* [EXERCISE DATA]
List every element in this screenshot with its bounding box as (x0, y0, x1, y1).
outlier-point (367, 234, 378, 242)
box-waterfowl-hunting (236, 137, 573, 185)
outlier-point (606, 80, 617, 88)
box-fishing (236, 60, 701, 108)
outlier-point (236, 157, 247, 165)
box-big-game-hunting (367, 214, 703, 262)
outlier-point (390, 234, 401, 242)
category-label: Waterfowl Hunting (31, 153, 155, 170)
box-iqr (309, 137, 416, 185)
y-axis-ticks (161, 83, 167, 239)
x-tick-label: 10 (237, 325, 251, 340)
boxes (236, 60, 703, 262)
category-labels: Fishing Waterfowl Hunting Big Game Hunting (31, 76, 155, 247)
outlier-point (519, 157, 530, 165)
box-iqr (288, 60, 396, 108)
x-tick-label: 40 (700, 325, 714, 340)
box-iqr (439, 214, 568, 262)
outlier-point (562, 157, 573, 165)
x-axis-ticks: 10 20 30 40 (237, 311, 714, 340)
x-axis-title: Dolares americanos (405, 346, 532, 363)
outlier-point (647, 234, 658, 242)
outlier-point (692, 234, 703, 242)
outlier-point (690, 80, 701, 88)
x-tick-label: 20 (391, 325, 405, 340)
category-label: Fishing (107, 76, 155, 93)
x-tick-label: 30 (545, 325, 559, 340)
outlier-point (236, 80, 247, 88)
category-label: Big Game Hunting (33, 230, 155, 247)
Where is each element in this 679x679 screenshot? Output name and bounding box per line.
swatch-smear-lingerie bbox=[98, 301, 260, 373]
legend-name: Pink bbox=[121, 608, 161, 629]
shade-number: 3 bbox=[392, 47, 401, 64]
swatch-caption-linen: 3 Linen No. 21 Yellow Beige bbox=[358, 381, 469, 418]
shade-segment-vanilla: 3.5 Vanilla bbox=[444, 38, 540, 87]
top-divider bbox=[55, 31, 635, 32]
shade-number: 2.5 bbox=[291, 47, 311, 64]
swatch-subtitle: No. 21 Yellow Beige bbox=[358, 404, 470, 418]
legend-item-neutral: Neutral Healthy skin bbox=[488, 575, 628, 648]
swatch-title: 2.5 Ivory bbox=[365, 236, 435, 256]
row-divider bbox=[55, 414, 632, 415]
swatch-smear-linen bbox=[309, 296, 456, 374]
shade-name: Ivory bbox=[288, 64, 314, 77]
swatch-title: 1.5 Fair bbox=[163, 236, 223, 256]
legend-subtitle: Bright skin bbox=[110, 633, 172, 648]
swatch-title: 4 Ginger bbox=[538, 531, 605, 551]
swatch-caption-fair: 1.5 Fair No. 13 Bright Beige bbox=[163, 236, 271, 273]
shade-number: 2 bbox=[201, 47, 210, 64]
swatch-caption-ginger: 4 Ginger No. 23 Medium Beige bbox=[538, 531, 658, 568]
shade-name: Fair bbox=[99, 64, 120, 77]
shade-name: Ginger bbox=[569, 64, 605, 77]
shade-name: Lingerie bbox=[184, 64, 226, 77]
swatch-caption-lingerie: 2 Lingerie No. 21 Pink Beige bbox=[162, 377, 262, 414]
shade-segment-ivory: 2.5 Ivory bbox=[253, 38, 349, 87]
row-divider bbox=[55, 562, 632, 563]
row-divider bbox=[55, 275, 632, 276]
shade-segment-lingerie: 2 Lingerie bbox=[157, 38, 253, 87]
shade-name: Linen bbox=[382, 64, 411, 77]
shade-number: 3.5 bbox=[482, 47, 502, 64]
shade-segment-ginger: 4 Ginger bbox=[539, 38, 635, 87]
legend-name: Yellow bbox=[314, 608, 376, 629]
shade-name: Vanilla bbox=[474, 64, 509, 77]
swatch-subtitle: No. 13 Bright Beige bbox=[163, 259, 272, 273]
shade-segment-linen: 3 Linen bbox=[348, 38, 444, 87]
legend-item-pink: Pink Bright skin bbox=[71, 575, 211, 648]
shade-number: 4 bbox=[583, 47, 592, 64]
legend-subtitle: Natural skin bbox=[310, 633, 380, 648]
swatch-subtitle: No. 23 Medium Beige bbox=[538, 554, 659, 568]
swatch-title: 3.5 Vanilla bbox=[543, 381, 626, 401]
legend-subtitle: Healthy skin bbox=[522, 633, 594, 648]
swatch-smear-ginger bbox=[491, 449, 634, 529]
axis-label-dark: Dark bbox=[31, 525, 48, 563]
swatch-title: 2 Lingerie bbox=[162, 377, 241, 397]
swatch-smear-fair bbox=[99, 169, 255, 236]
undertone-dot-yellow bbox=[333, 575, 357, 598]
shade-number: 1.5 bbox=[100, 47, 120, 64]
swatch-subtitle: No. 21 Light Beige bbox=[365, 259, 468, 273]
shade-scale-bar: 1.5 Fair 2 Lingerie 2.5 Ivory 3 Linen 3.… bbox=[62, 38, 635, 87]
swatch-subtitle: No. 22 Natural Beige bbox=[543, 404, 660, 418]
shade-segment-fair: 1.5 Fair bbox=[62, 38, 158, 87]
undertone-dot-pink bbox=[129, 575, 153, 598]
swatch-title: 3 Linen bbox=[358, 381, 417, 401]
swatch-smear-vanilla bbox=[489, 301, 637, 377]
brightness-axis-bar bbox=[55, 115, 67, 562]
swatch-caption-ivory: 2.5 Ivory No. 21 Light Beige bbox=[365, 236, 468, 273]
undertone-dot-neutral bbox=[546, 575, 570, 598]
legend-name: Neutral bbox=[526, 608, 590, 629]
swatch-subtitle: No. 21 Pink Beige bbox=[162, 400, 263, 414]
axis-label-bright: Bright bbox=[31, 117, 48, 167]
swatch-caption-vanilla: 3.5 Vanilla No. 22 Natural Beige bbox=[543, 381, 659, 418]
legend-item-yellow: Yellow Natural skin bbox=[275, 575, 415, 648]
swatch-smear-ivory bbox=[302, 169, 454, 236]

* [SHORT TASK]
Copy the whole listing above line for line, changing nothing.

* [FULL ANSWER]
List every element in this screenshot with its bounding box as (x0, y0, x1, y1).
outlier-point (367, 234, 378, 242)
box-waterfowl-hunting (236, 137, 573, 185)
outlier-point (606, 80, 617, 88)
box-fishing (236, 60, 701, 108)
outlier-point (236, 157, 247, 165)
box-big-game-hunting (367, 214, 703, 262)
outlier-point (390, 234, 401, 242)
category-label: Waterfowl Hunting (31, 153, 155, 170)
box-iqr (309, 137, 416, 185)
y-axis-ticks (161, 83, 167, 239)
x-tick-label: 10 (237, 325, 251, 340)
boxes (236, 60, 703, 262)
category-labels: Fishing Waterfowl Hunting Big Game Hunting (31, 76, 155, 247)
outlier-point (519, 157, 530, 165)
box-iqr (288, 60, 396, 108)
x-tick-label: 40 (700, 325, 714, 340)
box-iqr (439, 214, 568, 262)
outlier-point (562, 157, 573, 165)
x-axis-ticks: 10 20 30 40 (237, 311, 714, 340)
x-axis-title: Dolares americanos (405, 346, 532, 363)
outlier-point (647, 234, 658, 242)
outlier-point (692, 234, 703, 242)
outlier-point (690, 80, 701, 88)
x-tick-label: 20 (391, 325, 405, 340)
category-label: Fishing (107, 76, 155, 93)
x-tick-label: 30 (545, 325, 559, 340)
outlier-point (236, 80, 247, 88)
category-label: Big Game Hunting (33, 230, 155, 247)
Where is each element in this 679x679 screenshot? Output name and bounding box per line.
swatch-smear-lingerie bbox=[98, 301, 260, 373]
legend-name: Pink bbox=[121, 608, 161, 629]
shade-number: 3 bbox=[392, 47, 401, 64]
swatch-caption-linen: 3 Linen No. 21 Yellow Beige bbox=[358, 381, 469, 418]
shade-segment-vanilla: 3.5 Vanilla bbox=[444, 38, 540, 87]
top-divider bbox=[55, 31, 635, 32]
shade-number: 2.5 bbox=[291, 47, 311, 64]
swatch-subtitle: No. 21 Yellow Beige bbox=[358, 404, 470, 418]
legend-item-neutral: Neutral Healthy skin bbox=[488, 575, 628, 648]
swatch-title: 2.5 Ivory bbox=[365, 236, 435, 256]
row-divider bbox=[55, 414, 632, 415]
swatch-smear-linen bbox=[309, 296, 456, 374]
shade-name: Ivory bbox=[288, 64, 314, 77]
swatch-title: 1.5 Fair bbox=[163, 236, 223, 256]
legend-subtitle: Bright skin bbox=[110, 633, 172, 648]
swatch-title: 4 Ginger bbox=[538, 531, 605, 551]
swatch-caption-fair: 1.5 Fair No. 13 Bright Beige bbox=[163, 236, 271, 273]
shade-number: 2 bbox=[201, 47, 210, 64]
swatch-caption-ginger: 4 Ginger No. 23 Medium Beige bbox=[538, 531, 658, 568]
shade-name: Fair bbox=[99, 64, 120, 77]
shade-name: Ginger bbox=[569, 64, 605, 77]
shade-name: Lingerie bbox=[184, 64, 226, 77]
swatch-caption-lingerie: 2 Lingerie No. 21 Pink Beige bbox=[162, 377, 262, 414]
shade-segment-ivory: 2.5 Ivory bbox=[253, 38, 349, 87]
row-divider bbox=[55, 562, 632, 563]
row-divider bbox=[55, 275, 632, 276]
shade-segment-lingerie: 2 Lingerie bbox=[157, 38, 253, 87]
shade-name: Linen bbox=[382, 64, 411, 77]
shade-number: 3.5 bbox=[482, 47, 502, 64]
shade-segment-ginger: 4 Ginger bbox=[539, 38, 635, 87]
legend-name: Yellow bbox=[314, 608, 376, 629]
shade-name: Vanilla bbox=[474, 64, 509, 77]
swatch-subtitle: No. 13 Bright Beige bbox=[163, 259, 272, 273]
shade-segment-linen: 3 Linen bbox=[348, 38, 444, 87]
legend-item-pink: Pink Bright skin bbox=[71, 575, 211, 648]
shade-number: 4 bbox=[583, 47, 592, 64]
legend-subtitle: Natural skin bbox=[310, 633, 380, 648]
swatch-subtitle: No. 23 Medium Beige bbox=[538, 554, 659, 568]
swatch-title: 3.5 Vanilla bbox=[543, 381, 626, 401]
legend-subtitle: Healthy skin bbox=[522, 633, 594, 648]
swatch-smear-ginger bbox=[491, 449, 634, 529]
axis-label-dark: Dark bbox=[31, 525, 48, 563]
swatch-title: 2 Lingerie bbox=[162, 377, 241, 397]
swatch-smear-fair bbox=[99, 169, 255, 236]
undertone-dot-yellow bbox=[333, 575, 357, 598]
shade-number: 1.5 bbox=[100, 47, 120, 64]
swatch-subtitle: No. 21 Light Beige bbox=[365, 259, 468, 273]
shade-scale-bar: 1.5 Fair 2 Lingerie 2.5 Ivory 3 Linen 3.… bbox=[62, 38, 635, 87]
swatch-subtitle: No. 22 Natural Beige bbox=[543, 404, 660, 418]
shade-segment-fair: 1.5 Fair bbox=[62, 38, 158, 87]
undertone-dot-pink bbox=[129, 575, 153, 598]
swatch-title: 3 Linen bbox=[358, 381, 417, 401]
swatch-smear-vanilla bbox=[489, 301, 637, 377]
brightness-axis-bar bbox=[55, 115, 67, 562]
swatch-caption-ivory: 2.5 Ivory No. 21 Light Beige bbox=[365, 236, 468, 273]
undertone-dot-neutral bbox=[546, 575, 570, 598]
legend-name: Neutral bbox=[526, 608, 590, 629]
swatch-subtitle: No. 21 Pink Beige bbox=[162, 400, 263, 414]
axis-label-bright: Bright bbox=[31, 117, 48, 167]
swatch-caption-vanilla: 3.5 Vanilla No. 22 Natural Beige bbox=[543, 381, 659, 418]
legend-item-yellow: Yellow Natural skin bbox=[275, 575, 415, 648]
swatch-smear-ivory bbox=[302, 169, 454, 236]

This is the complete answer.